Look for the string "创业板指" in the lines and copy each line that has it.

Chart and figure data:
++++

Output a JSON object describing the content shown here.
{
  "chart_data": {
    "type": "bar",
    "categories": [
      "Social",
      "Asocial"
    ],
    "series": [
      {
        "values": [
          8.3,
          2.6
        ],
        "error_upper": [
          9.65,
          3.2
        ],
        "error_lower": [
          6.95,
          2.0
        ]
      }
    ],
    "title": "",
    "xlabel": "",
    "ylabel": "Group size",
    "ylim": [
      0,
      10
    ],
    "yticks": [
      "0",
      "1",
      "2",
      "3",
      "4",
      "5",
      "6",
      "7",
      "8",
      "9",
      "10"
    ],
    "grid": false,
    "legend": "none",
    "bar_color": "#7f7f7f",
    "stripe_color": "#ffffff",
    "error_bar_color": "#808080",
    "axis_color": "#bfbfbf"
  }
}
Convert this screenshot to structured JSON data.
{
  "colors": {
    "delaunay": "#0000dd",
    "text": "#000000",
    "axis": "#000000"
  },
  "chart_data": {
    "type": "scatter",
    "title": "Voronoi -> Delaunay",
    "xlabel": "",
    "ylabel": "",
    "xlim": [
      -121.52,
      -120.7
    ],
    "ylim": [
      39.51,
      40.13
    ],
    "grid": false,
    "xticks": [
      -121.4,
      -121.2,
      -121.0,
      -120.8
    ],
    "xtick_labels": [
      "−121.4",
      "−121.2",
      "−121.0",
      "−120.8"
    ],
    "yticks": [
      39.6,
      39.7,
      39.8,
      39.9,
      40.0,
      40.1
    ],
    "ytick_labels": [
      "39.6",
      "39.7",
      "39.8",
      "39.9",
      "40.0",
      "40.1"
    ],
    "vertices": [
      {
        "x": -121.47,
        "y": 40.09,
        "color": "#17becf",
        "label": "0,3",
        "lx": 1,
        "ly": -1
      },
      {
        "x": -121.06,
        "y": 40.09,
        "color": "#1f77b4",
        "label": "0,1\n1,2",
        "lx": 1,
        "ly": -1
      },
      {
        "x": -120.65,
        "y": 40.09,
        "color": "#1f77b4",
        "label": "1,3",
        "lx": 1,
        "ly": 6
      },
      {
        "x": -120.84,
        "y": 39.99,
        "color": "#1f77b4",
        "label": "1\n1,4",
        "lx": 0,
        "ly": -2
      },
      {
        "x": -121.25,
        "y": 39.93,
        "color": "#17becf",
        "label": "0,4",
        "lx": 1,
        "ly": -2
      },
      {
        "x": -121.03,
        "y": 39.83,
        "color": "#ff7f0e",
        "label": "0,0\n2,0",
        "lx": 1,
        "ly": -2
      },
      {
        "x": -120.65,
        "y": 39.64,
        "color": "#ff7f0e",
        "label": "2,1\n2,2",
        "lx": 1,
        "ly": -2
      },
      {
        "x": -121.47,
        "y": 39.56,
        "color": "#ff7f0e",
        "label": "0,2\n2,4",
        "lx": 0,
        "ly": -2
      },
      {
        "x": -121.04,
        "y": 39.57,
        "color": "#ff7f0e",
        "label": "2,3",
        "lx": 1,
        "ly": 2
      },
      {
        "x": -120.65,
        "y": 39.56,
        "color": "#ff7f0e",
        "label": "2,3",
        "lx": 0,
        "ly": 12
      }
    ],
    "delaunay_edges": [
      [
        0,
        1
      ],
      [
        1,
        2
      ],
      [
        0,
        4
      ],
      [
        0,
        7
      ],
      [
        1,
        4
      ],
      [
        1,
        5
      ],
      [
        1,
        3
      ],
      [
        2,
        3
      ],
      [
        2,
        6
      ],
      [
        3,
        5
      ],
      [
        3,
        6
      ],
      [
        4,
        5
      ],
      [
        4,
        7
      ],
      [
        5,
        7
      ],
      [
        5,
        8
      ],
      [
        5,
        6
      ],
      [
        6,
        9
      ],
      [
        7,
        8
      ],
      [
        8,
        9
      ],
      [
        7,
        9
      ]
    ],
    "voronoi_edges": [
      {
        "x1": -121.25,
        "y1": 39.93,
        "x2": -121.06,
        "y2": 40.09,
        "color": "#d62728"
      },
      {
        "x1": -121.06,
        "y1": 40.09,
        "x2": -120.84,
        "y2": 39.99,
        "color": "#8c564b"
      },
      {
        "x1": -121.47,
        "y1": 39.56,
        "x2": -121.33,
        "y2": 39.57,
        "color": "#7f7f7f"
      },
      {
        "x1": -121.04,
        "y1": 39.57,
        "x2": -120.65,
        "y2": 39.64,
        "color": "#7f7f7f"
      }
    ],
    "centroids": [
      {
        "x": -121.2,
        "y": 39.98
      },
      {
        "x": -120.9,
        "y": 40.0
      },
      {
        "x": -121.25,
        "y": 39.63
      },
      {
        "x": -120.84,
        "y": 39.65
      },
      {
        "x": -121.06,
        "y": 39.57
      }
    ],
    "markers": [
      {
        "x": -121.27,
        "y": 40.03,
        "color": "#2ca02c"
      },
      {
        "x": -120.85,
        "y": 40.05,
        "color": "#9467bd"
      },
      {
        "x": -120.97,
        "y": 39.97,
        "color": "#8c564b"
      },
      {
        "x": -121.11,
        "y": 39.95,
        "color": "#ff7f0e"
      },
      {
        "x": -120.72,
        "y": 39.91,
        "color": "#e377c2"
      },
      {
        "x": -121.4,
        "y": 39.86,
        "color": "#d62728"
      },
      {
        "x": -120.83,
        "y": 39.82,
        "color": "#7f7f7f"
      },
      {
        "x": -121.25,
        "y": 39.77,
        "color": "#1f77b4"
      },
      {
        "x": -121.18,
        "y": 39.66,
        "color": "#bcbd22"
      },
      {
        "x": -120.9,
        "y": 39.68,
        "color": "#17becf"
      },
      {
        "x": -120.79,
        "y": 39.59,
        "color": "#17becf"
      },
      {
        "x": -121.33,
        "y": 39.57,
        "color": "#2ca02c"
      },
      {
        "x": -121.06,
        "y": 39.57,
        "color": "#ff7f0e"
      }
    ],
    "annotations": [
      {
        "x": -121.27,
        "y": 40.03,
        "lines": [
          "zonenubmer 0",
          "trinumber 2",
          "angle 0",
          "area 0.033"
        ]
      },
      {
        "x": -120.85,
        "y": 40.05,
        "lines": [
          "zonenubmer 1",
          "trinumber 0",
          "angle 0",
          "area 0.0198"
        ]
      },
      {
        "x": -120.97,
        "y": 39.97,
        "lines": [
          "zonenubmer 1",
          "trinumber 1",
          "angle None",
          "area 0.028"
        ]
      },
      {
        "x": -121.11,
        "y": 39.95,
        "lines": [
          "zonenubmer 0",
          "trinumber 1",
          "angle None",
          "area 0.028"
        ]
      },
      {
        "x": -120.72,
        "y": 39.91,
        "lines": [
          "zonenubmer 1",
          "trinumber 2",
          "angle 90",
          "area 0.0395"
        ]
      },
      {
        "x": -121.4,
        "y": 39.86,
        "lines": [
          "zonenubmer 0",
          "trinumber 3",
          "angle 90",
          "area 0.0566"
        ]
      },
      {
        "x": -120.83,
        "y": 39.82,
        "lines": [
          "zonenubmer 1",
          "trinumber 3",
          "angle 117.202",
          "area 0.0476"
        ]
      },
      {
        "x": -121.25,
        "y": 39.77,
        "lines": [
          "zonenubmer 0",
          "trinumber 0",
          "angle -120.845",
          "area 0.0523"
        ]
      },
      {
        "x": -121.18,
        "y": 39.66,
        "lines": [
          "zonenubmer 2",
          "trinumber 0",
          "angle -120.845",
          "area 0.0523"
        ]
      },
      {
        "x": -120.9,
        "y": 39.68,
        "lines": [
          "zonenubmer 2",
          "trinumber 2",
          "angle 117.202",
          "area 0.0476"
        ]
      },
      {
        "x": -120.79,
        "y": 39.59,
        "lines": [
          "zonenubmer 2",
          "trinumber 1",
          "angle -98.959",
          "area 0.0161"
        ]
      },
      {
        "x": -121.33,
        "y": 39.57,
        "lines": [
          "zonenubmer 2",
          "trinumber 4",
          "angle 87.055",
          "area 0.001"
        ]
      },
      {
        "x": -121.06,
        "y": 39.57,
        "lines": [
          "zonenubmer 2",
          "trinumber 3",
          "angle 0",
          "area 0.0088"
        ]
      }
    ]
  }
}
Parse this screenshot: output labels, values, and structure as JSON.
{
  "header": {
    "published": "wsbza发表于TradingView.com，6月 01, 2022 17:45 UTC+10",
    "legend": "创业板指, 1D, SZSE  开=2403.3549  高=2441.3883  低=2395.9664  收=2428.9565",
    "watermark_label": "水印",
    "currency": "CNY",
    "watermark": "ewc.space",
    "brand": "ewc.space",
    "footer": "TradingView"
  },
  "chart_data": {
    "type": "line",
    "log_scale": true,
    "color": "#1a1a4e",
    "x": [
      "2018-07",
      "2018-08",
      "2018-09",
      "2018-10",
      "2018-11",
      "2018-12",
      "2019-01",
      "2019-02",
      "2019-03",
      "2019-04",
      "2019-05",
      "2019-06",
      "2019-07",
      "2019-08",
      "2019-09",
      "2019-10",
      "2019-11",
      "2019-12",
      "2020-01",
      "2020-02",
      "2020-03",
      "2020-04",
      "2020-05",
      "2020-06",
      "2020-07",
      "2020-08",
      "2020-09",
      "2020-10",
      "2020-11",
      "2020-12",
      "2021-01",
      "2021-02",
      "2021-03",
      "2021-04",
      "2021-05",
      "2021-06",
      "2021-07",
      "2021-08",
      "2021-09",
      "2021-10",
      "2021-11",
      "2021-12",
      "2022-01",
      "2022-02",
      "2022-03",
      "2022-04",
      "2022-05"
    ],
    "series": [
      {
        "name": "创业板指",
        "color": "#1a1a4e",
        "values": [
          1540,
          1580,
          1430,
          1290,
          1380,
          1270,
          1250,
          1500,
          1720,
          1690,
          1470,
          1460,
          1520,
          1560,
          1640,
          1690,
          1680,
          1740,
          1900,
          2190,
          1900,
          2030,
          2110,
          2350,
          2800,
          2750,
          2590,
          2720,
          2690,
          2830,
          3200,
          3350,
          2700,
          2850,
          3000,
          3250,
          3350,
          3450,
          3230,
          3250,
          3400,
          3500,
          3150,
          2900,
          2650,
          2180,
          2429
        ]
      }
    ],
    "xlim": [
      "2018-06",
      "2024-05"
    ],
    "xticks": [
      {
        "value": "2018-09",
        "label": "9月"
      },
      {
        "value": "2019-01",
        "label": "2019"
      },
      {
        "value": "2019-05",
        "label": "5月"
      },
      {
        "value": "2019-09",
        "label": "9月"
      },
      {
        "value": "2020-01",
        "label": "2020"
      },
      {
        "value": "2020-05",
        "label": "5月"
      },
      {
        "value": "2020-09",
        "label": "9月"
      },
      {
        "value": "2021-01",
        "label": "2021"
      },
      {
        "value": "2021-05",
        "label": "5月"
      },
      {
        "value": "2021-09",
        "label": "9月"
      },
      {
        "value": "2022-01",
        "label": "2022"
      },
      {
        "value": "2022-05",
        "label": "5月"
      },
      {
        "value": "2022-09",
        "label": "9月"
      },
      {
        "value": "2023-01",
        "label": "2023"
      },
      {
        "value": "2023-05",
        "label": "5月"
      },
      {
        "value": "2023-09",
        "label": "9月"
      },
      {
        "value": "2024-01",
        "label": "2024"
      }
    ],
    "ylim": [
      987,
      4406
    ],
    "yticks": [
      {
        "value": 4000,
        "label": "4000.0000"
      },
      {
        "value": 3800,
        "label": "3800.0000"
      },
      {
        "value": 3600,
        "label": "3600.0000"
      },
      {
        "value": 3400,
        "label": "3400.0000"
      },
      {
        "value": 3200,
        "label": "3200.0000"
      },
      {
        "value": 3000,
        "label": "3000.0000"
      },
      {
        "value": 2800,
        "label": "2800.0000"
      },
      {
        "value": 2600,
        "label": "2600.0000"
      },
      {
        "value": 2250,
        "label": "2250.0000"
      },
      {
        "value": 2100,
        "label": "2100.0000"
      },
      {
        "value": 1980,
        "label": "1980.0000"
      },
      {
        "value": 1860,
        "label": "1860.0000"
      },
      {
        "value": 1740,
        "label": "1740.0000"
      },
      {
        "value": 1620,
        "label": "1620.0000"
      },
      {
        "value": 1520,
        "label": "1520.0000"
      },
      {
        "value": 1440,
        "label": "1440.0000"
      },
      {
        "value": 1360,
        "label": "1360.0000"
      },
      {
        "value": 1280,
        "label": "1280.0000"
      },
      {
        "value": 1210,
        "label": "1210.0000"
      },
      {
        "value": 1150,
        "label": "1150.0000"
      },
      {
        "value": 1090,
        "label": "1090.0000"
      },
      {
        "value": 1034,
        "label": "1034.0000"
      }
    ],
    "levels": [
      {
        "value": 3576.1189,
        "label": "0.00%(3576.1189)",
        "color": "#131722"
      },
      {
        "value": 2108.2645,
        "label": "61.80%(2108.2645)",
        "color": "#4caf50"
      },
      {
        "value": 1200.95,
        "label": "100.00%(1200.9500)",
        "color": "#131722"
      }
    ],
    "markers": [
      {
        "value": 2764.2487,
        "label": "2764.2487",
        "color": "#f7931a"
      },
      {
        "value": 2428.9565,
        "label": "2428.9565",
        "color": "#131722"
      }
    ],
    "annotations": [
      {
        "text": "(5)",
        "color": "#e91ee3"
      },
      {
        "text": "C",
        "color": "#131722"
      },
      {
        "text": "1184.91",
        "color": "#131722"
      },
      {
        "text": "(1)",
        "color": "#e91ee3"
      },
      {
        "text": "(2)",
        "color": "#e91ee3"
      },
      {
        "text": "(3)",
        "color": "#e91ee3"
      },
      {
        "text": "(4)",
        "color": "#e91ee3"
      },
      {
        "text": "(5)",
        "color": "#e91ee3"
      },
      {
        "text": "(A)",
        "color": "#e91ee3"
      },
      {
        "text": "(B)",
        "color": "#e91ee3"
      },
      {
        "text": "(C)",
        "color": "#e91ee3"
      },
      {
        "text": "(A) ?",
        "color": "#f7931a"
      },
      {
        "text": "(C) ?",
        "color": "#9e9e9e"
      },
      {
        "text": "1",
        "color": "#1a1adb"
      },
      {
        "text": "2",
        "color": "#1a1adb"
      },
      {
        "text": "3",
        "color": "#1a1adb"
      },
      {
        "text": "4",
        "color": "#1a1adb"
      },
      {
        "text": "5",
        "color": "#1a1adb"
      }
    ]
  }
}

++++

_SOLUTION TO THIS PROBLEM_
    "legend": "创业板指, 1D, SZSE  开=2403.3549  高=2441.3883  低=2395.9664  收=2428.9565",
        "name": "创业板指",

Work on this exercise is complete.